[Structured figure records]
*****

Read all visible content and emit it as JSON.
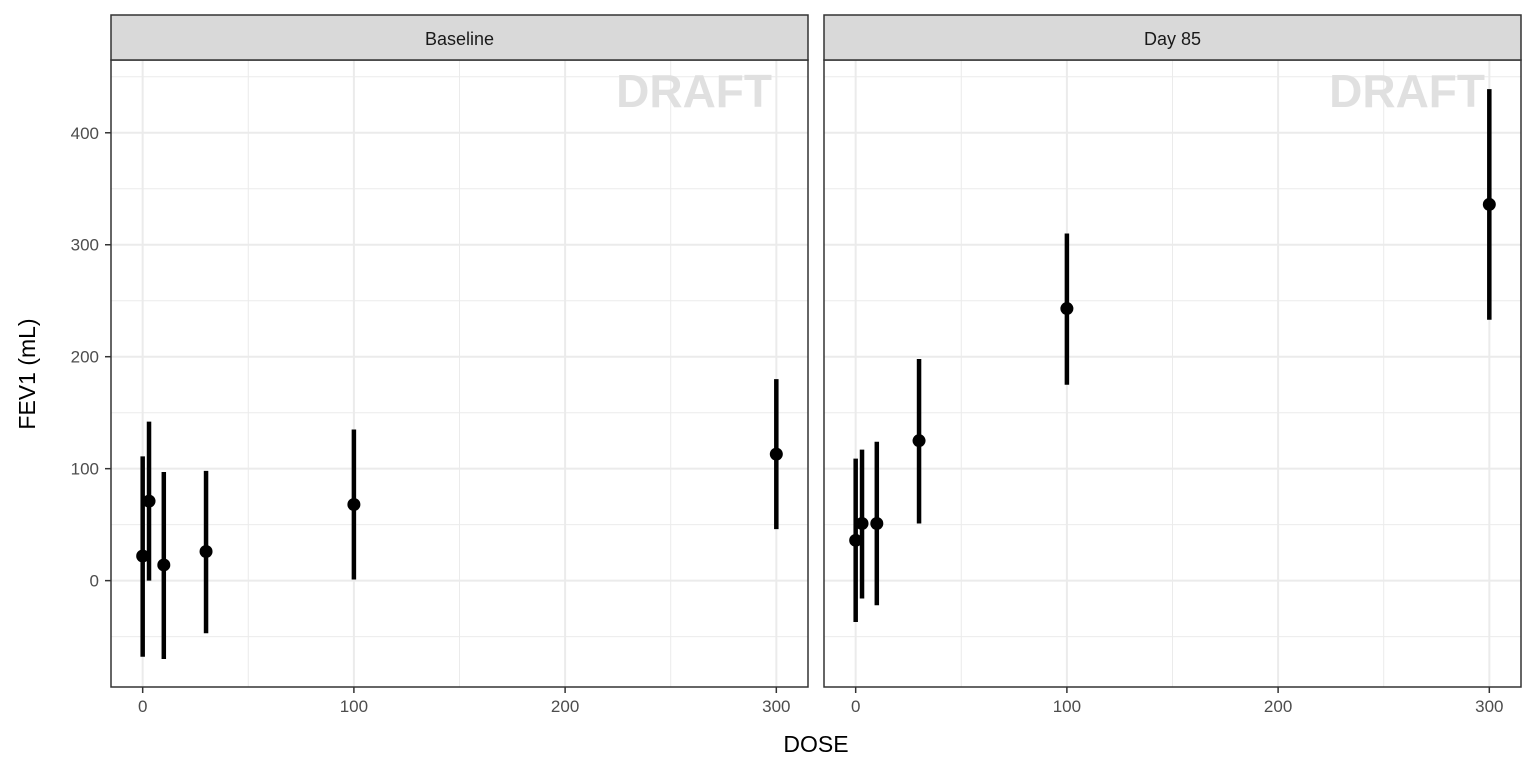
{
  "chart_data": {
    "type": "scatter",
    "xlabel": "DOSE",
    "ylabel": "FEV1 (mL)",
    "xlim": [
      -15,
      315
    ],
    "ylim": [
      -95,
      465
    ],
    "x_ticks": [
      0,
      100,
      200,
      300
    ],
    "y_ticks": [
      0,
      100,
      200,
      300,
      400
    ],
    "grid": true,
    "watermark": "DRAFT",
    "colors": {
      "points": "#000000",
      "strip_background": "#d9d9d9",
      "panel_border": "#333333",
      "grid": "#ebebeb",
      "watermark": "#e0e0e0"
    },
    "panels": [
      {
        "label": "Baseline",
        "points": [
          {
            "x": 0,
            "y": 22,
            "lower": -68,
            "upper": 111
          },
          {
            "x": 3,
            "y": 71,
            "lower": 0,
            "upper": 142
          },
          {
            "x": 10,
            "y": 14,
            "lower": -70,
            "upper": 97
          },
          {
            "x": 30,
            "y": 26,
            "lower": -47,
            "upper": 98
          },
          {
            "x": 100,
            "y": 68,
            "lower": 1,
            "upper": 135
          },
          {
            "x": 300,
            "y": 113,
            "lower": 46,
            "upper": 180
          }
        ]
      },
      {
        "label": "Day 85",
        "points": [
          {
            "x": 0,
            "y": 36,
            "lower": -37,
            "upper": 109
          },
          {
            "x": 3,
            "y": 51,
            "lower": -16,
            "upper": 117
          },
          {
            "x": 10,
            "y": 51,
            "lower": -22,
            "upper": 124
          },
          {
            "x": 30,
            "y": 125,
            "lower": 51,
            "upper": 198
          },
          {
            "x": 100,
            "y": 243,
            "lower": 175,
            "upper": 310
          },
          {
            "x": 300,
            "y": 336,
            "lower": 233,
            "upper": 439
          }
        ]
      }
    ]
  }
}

*****

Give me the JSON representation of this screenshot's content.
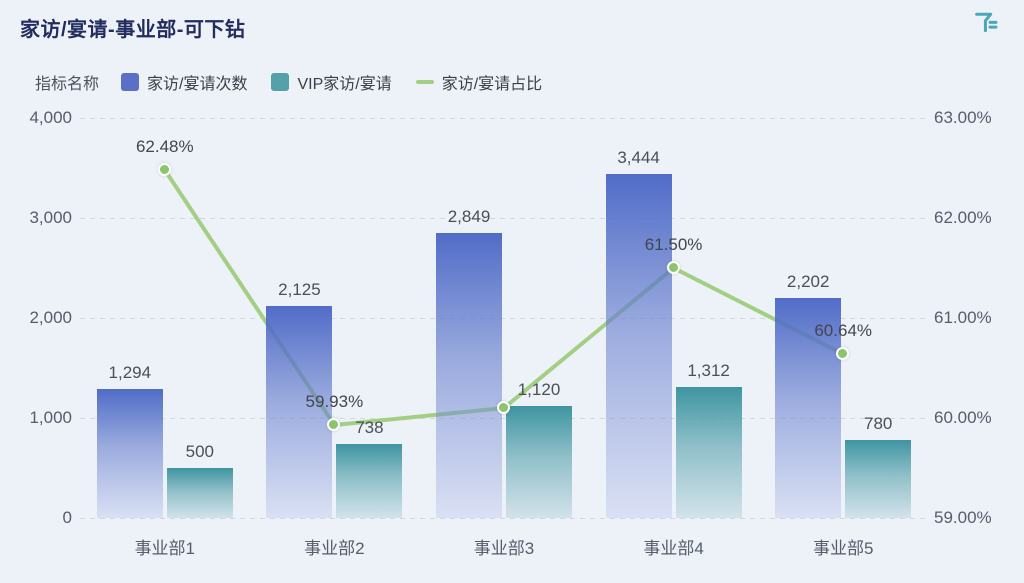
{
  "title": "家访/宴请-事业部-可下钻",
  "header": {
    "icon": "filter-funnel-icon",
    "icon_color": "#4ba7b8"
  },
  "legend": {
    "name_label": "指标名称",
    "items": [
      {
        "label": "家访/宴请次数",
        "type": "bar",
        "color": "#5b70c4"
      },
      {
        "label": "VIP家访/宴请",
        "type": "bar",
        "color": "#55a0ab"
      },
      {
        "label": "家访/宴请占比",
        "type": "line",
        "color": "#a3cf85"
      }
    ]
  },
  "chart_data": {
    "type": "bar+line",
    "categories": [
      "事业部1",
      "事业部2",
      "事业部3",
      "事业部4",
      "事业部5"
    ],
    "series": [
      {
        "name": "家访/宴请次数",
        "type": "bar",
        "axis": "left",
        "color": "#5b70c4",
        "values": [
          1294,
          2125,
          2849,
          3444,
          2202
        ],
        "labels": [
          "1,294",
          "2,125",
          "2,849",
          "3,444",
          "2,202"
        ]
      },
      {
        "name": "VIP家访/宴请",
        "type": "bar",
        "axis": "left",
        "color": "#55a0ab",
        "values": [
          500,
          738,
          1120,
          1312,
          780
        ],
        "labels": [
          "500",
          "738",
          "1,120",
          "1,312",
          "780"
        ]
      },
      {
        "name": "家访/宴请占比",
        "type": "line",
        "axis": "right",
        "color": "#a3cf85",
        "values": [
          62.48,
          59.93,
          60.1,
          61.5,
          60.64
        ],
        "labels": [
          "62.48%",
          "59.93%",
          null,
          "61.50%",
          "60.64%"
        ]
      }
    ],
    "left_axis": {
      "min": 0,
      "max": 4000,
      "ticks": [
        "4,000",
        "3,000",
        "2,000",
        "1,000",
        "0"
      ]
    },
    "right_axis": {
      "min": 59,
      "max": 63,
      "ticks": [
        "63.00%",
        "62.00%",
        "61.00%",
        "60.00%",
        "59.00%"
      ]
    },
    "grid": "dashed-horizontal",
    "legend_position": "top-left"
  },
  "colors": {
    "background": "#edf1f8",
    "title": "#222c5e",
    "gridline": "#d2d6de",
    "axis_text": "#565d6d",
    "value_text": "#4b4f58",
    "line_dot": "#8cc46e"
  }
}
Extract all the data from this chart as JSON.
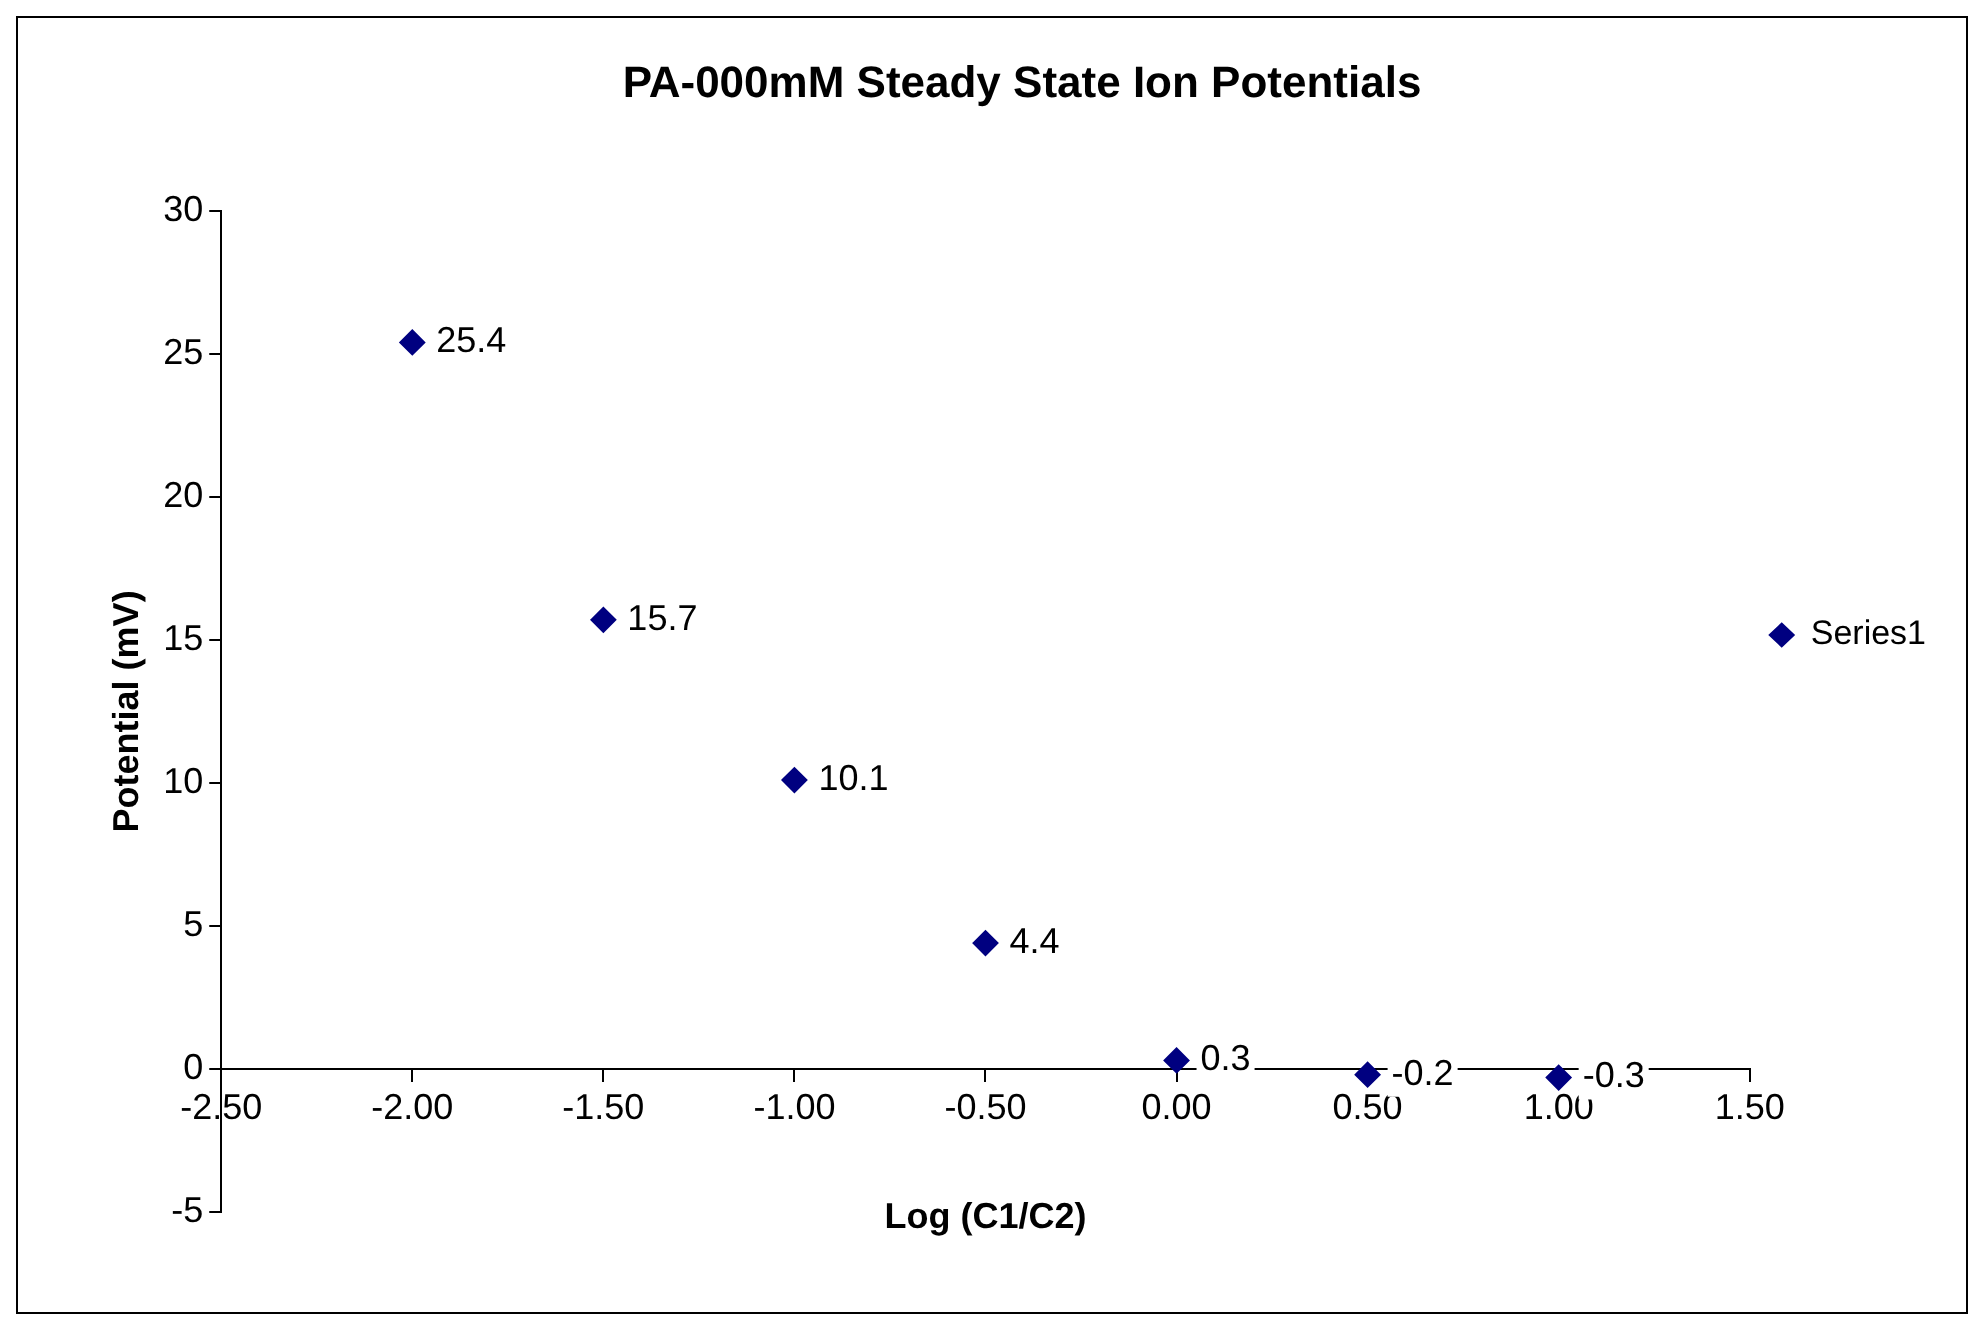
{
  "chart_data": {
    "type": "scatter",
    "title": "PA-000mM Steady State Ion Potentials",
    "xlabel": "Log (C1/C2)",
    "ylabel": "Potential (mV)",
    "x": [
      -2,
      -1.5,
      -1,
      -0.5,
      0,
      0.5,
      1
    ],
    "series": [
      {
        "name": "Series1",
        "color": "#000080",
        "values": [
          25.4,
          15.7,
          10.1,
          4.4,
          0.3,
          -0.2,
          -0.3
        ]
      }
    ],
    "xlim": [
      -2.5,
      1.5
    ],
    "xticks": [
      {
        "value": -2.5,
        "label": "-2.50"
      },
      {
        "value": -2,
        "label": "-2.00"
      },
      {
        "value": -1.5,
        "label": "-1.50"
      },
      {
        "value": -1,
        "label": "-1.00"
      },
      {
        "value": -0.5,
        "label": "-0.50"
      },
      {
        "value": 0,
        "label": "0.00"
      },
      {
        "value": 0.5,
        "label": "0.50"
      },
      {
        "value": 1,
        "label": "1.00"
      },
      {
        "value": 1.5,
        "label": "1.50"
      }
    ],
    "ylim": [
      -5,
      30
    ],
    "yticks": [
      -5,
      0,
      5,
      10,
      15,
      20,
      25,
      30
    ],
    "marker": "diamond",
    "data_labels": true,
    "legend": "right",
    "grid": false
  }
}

*****

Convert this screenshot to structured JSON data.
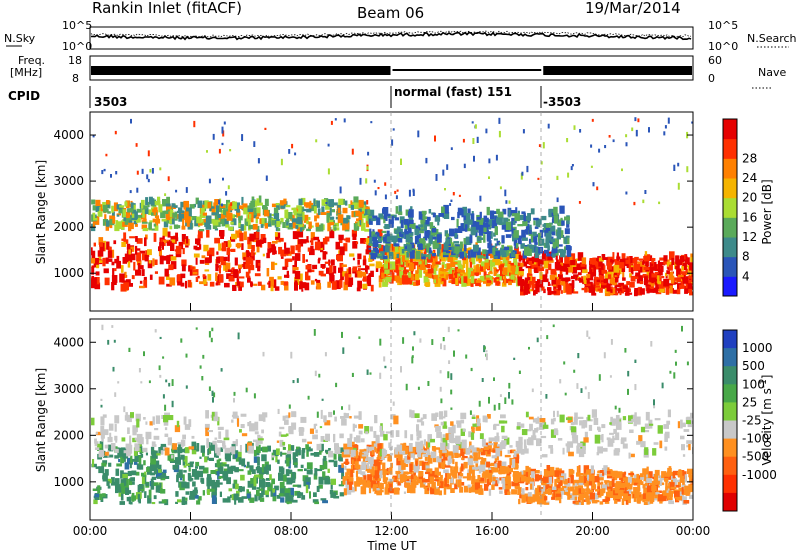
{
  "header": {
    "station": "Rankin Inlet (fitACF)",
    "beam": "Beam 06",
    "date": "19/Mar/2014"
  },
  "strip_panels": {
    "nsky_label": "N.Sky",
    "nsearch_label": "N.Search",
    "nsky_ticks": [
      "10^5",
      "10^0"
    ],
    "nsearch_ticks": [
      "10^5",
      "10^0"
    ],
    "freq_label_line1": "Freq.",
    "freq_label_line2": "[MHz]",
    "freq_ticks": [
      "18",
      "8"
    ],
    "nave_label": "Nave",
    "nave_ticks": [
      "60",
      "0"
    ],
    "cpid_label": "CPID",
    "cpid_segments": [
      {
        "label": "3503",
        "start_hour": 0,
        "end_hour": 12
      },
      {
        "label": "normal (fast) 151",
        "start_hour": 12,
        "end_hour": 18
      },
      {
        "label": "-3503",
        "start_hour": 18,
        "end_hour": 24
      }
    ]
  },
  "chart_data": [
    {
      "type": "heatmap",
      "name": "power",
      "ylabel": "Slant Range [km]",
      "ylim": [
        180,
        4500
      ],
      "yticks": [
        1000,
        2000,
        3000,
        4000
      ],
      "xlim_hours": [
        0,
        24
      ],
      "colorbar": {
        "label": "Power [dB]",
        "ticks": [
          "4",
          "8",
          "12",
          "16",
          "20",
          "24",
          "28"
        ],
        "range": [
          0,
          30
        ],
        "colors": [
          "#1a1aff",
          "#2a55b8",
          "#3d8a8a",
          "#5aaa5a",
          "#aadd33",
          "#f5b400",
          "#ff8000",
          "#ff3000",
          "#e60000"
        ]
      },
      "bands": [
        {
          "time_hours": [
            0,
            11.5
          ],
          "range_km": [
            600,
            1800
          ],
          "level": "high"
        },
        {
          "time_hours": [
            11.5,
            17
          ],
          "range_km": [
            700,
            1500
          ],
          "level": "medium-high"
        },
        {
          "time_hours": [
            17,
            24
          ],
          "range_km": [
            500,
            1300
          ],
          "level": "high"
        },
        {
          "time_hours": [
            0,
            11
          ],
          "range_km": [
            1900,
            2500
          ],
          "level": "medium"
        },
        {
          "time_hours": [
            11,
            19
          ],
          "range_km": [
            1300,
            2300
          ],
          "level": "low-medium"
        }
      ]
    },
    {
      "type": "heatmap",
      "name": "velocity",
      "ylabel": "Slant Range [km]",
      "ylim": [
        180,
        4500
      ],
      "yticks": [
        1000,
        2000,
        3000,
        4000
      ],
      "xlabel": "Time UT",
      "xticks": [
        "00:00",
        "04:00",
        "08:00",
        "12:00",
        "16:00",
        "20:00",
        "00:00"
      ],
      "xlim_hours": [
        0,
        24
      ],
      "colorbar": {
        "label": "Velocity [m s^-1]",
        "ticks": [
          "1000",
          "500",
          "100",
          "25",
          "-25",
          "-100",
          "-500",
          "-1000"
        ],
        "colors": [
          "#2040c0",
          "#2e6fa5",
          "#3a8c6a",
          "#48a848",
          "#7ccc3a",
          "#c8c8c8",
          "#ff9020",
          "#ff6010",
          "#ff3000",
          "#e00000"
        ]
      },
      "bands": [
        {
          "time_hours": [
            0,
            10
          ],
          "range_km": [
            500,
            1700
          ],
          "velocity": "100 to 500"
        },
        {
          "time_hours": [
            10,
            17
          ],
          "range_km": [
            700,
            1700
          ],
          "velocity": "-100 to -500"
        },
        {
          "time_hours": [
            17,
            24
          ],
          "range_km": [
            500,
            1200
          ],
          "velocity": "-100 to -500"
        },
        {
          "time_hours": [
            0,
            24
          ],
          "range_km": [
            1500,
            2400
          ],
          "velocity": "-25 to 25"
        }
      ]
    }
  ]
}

*****

WRITTEN EXERCISE:
Search the lines above for the string "this" and copy each line that has it.

RESULT OF THE EXERCISE:
Give me the JSON representation of this screenshot's content.
Extract all the data from this chart as JSON.
Convert this screenshot to structured JSON data.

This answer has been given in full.